PROMPT
Keep every line where the word "Balance" appears; drop the rest.

Data records:

——

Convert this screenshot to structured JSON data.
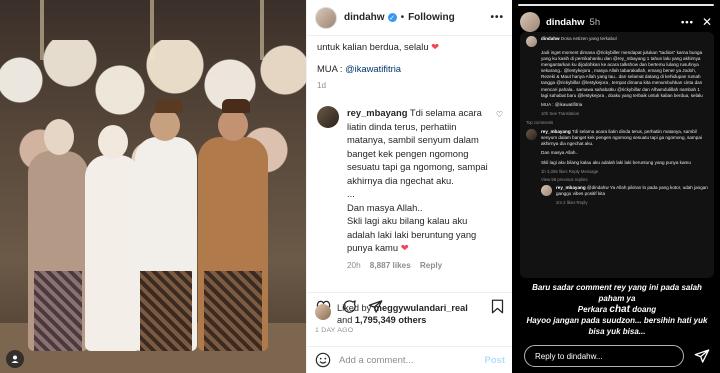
{
  "post": {
    "username": "dindahw",
    "follow_label": "Following",
    "more_label": "•••",
    "caption_tail": "untuk kalian berdua, selalu",
    "mua_label": "MUA :",
    "mua_handle": "@ikawatifitria",
    "caption_time": "1d",
    "comment": {
      "username": "rey_mbayang",
      "text1": "Tdi selama acara liatin dinda terus, perhatiin matanya, sambil senyum dalam banget kek pengen ngomong sesuatu tapi ga ngomong, sampai akhirnya dia ngechat aku.",
      "ellipsis": "...",
      "text2": "Dan masya Allah..",
      "text3": "Skli lagi aku bilang kalau aku adalah laki laki beruntung yang punya kamu",
      "time": "20h",
      "likes": "8,887 likes",
      "reply_label": "Reply"
    },
    "liked_by_prefix": "Liked by",
    "liked_by_user": "meggywulandari_real",
    "liked_by_and": "and",
    "liked_by_others": "1,795,349 others",
    "timestamp": "1 DAY AGO",
    "add_comment_placeholder": "Add a comment...",
    "post_button": "Post"
  },
  "story": {
    "username": "dindahw",
    "time": "5h",
    "dots": "•••",
    "close": "✕",
    "shot": {
      "caption_user": "dindahw",
      "caption_head": "Dosa netizen yang terkabul",
      "caption_body": "Jadi inget moment dimana @rickybiller mendapat julukan \"tadiios\" karna bunga yang ku kasih di pernikahanku dan @rey_mbayang 1 tahun lalu yang akhirnya mengantarkan ku dijodohkan ke acara talkshow dan bertemu lulang rusuhnya sekarang.. @lestykejora , masya Allah tabarakallah, emang bener ya Jodoh, Rezeki & Maut hanya Allah yang tau.. dan selamat datang di kehidupan rumah tangga @rickybillar @lestykejora , tempat dimana kita menumbuhkan cinta dan mencari pahala.. samawa sahabatku @rickybillar dan Alhamdulillah nambah 1 lagi sahabat baru @lestykejora , doaku yang terbaik untuk kalian berdua, selalu",
      "caption_mua": "MUA : @ikawatifitria",
      "caption_meta": "10h   See Translation",
      "top_comments": "Top comments",
      "comment_user": "rey_mbayang",
      "comment_text1": "Tdi selama acara liatin dinda terus, perhatiin matanya, sambil senyum dalam banget kek pengen ngomong sesuatu tapi ga ngomong, sampai akhirnya dia ngechat aku.",
      "comment_text2": "Dan masya Allah..",
      "comment_text3": "Skli lagi aku bilang kalau aku adalah laki laki beruntung yang punya kamu",
      "comment_meta": "1h   3,356 likes   Reply   Message",
      "view_replies": "View 58 previous replies",
      "reply_user": "rey_mbayang",
      "reply_text": "@dindahw Ya Allah pikiran lo pada yang kotor, udah jangan ganggu vibes positif kita",
      "reply_meta": "2m   2 likes   Reply"
    },
    "caption_line1": "Baru sadar comment rey yang ini pada salah paham ya",
    "caption_line2a": "Perkara",
    "caption_line2b": "chat",
    "caption_line2c": "doang",
    "caption_line3": "Hayoo jangan pada suudzon... bersihin hati yuk bisa yuk bisa...",
    "reply_placeholder": "Reply to dindahw..."
  },
  "colors": {
    "accent_blue": "#3897f0",
    "heart_red": "#ed4956",
    "mention_blue": "#00376b"
  }
}
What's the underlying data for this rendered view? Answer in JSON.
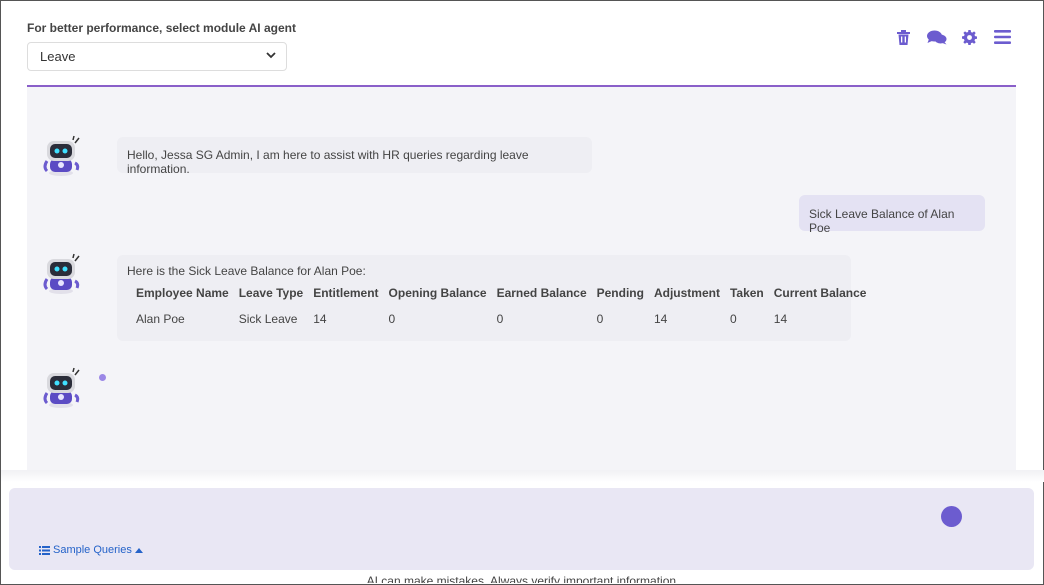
{
  "header": {
    "module_label": "For better performance, select module AI agent",
    "module_selected": "Leave",
    "toolbar_icons": [
      "trash-icon",
      "chat-icon",
      "gear-icon",
      "menu-icon"
    ],
    "accent_color": "#6c5ccf"
  },
  "chat": {
    "greeting": "Hello, Jessa SG Admin, I am here to assist with HR queries regarding leave information.",
    "user_message": "Sick Leave Balance of Alan Poe",
    "response_intro": "Here is the Sick Leave Balance for Alan Poe:",
    "table": {
      "headers": [
        "Employee Name",
        "Leave Type",
        "Entitlement",
        "Opening Balance",
        "Earned Balance",
        "Pending",
        "Adjustment",
        "Taken",
        "Current Balance"
      ],
      "rows": [
        [
          "Alan Poe",
          "Sick Leave",
          "14",
          "0",
          "0",
          "0",
          "14",
          "0",
          "14"
        ]
      ]
    }
  },
  "input": {
    "sample_queries_label": "Sample Queries"
  },
  "footer": {
    "disclaimer": "AI can make mistakes. Always verify important information."
  }
}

——

SOLUTION
    "user_message": "Sick Leave Balance of Alan Poe",
    "response_intro": "Here is the Sick Leave Balance for Alan Poe:",
        "Opening Balance",
        "Earned Balance",
        "Current Balance"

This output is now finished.